• **Stored entries**:
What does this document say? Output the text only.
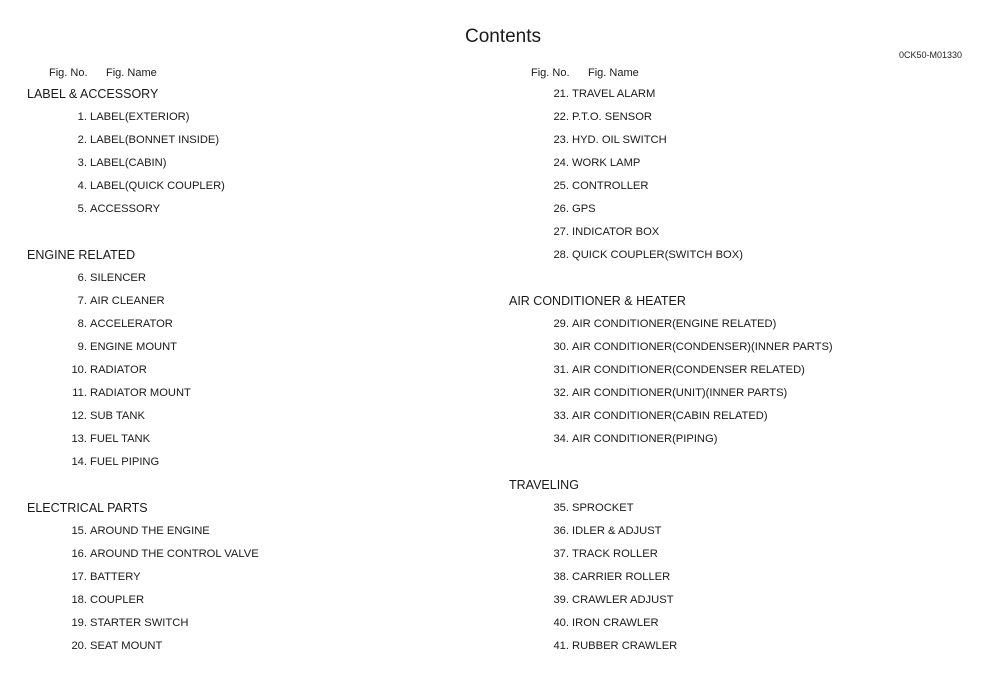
Contents
0CK50-M01330
Fig. No. Fig. Name	Fig. No. Fig. Name
LABEL & ACCESSORY
1. LABEL(EXTERIOR)
2. LABEL(BONNET INSIDE)
3. LABEL(CABIN)
4. LABEL(QUICK COUPLER)
5. ACCESSORY
ENGINE RELATED
6. SILENCER
7. AIR CLEANER
8. ACCELERATOR
9. ENGINE MOUNT
10. RADIATOR
11. RADIATOR MOUNT
12. SUB TANK
13. FUEL TANK
14. FUEL PIPING
ELECTRICAL PARTS
15. AROUND THE ENGINE
16. AROUND THE CONTROL VALVE
17. BATTERY
18. COUPLER
19. STARTER SWITCH
20. SEAT MOUNT
21. TRAVEL ALARM
22. P.T.O. SENSOR
23. HYD. OIL SWITCH
24. WORK LAMP
25. CONTROLLER
26. GPS
27. INDICATOR BOX
28. QUICK COUPLER(SWITCH BOX)
AIR CONDITIONER & HEATER
29. AIR CONDITIONER(ENGINE RELATED)
30. AIR CONDITIONER(CONDENSER)(INNER PARTS)
31. AIR CONDITIONER(CONDENSER RELATED)
32. AIR CONDITIONER(UNIT)(INNER PARTS)
33. AIR CONDITIONER(CABIN RELATED)
34. AIR CONDITIONER(PIPING)
TRAVELING
35. SPROCKET
36. IDLER & ADJUST
37. TRACK ROLLER
38. CARRIER ROLLER
39. CRAWLER ADJUST
40. IRON CRAWLER
41. RUBBER CRAWLER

• **Task to complete**: Tell how many lines in the material above include the word "MOUNT", giving the number only.

• **Reply to the task**: 3